§ **Exercise directions**:
Write out all the entries word for word and omit any pictures.

Dataset items:
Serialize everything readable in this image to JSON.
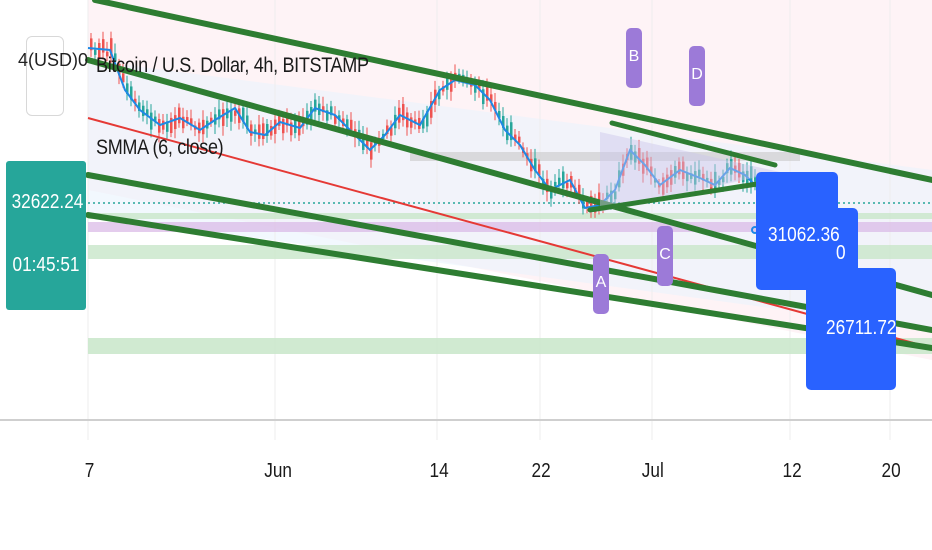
{
  "header": {
    "currency_label": "USD",
    "currency_clip_left": "4(",
    "currency_clip_right": ")0",
    "symbol_title": "Bitcoin / U.S. Dollar, 4h, BITSTAMP",
    "indicator_title": "SMMA (6, close)"
  },
  "price_badge": {
    "price": "32622.24",
    "countdown": "01:45:51",
    "color": "#26a69a"
  },
  "price_tags": [
    {
      "label": "31062.36"
    },
    {
      "label": "0"
    },
    {
      "label": "26711.72"
    }
  ],
  "wave_labels": [
    "B",
    "D",
    "A",
    "C"
  ],
  "x_axis": {
    "ticks": [
      "7",
      "Jun",
      "14",
      "22",
      "Jul",
      "12",
      "20"
    ]
  },
  "colors": {
    "channel_green": "#2e7d32",
    "regression_red": "#e53935",
    "smma_blue": "#1e88e5",
    "tag_blue": "#2962ff",
    "wave_purple": "#9c7ad8",
    "teal_badge": "#26a69a"
  }
}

§ **Written answer**:
Serialize everything readable in this image to JSON.
{
  "header": {
    "currency_label": "USD",
    "currency_clip_left": "4(",
    "currency_clip_right": ")0",
    "symbol_title": "Bitcoin / U.S. Dollar, 4h, BITSTAMP",
    "indicator_title": "SMMA (6, close)"
  },
  "price_badge": {
    "price": "32622.24",
    "countdown": "01:45:51",
    "color": "#26a69a"
  },
  "price_tags": [
    {
      "label": "31062.36"
    },
    {
      "label": "0"
    },
    {
      "label": "26711.72"
    }
  ],
  "wave_labels": [
    "B",
    "D",
    "A",
    "C"
  ],
  "x_axis": {
    "ticks": [
      "7",
      "Jun",
      "14",
      "22",
      "Jul",
      "12",
      "20"
    ]
  },
  "colors": {
    "channel_green": "#2e7d32",
    "regression_red": "#e53935",
    "smma_blue": "#1e88e5",
    "tag_blue": "#2962ff",
    "wave_purple": "#9c7ad8",
    "teal_badge": "#26a69a"
  }
}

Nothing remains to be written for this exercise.